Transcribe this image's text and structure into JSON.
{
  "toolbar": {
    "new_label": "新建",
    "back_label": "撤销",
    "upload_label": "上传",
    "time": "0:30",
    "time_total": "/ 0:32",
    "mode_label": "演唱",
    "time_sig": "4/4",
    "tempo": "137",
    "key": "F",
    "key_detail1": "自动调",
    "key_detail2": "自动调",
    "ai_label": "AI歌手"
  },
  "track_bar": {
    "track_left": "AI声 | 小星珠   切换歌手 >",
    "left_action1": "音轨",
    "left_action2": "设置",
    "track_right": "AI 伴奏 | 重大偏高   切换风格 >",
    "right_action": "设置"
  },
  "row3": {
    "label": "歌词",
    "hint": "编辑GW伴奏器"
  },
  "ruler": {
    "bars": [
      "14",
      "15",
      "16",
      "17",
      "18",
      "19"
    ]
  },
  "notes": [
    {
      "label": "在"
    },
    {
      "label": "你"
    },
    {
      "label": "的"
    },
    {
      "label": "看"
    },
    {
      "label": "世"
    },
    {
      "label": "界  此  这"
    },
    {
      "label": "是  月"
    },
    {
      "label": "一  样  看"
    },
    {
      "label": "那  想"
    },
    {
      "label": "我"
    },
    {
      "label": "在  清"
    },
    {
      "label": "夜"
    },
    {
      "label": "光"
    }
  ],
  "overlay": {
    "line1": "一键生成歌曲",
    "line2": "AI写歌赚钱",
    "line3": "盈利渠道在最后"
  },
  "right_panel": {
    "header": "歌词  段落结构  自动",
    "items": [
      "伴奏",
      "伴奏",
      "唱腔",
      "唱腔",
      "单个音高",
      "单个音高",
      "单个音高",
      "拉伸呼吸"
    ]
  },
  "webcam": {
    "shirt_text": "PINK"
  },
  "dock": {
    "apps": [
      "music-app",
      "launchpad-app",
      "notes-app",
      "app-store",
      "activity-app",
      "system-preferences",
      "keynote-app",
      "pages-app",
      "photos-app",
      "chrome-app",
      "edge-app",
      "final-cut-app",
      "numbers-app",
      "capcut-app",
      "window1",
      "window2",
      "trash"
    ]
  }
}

__YOUR OBJECTIVE__:
Copy every line of the material, please, keeping it exactly the same.

__TASK RESPONSE__:
Transcribe this image's text and structure into JSON.
{
  "toolbar": {
    "new_label": "新建",
    "back_label": "撤销",
    "upload_label": "上传",
    "time": "0:30",
    "time_total": "/ 0:32",
    "mode_label": "演唱",
    "time_sig": "4/4",
    "tempo": "137",
    "key": "F",
    "key_detail1": "自动调",
    "key_detail2": "自动调",
    "ai_label": "AI歌手"
  },
  "track_bar": {
    "track_left": "AI声 | 小星珠   切换歌手 >",
    "left_action1": "音轨",
    "left_action2": "设置",
    "track_right": "AI 伴奏 | 重大偏高   切换风格 >",
    "right_action": "设置"
  },
  "row3": {
    "label": "歌词",
    "hint": "编辑GW伴奏器"
  },
  "ruler": {
    "bars": [
      "14",
      "15",
      "16",
      "17",
      "18",
      "19"
    ]
  },
  "notes": [
    {
      "label": "在"
    },
    {
      "label": "你"
    },
    {
      "label": "的"
    },
    {
      "label": "看"
    },
    {
      "label": "世"
    },
    {
      "label": "界  此  这"
    },
    {
      "label": "是  月"
    },
    {
      "label": "一  样  看"
    },
    {
      "label": "那  想"
    },
    {
      "label": "我"
    },
    {
      "label": "在  清"
    },
    {
      "label": "夜"
    },
    {
      "label": "光"
    }
  ],
  "overlay": {
    "line1": "一键生成歌曲",
    "line2": "AI写歌赚钱",
    "line3": "盈利渠道在最后"
  },
  "right_panel": {
    "header": "歌词  段落结构  自动",
    "items": [
      "伴奏",
      "伴奏",
      "唱腔",
      "唱腔",
      "单个音高",
      "单个音高",
      "单个音高",
      "拉伸呼吸"
    ]
  },
  "webcam": {
    "shirt_text": "PINK"
  },
  "dock": {
    "apps": [
      "music-app",
      "launchpad-app",
      "notes-app",
      "app-store",
      "activity-app",
      "system-preferences",
      "keynote-app",
      "pages-app",
      "photos-app",
      "chrome-app",
      "edge-app",
      "final-cut-app",
      "numbers-app",
      "capcut-app",
      "window1",
      "window2",
      "trash"
    ]
  }
}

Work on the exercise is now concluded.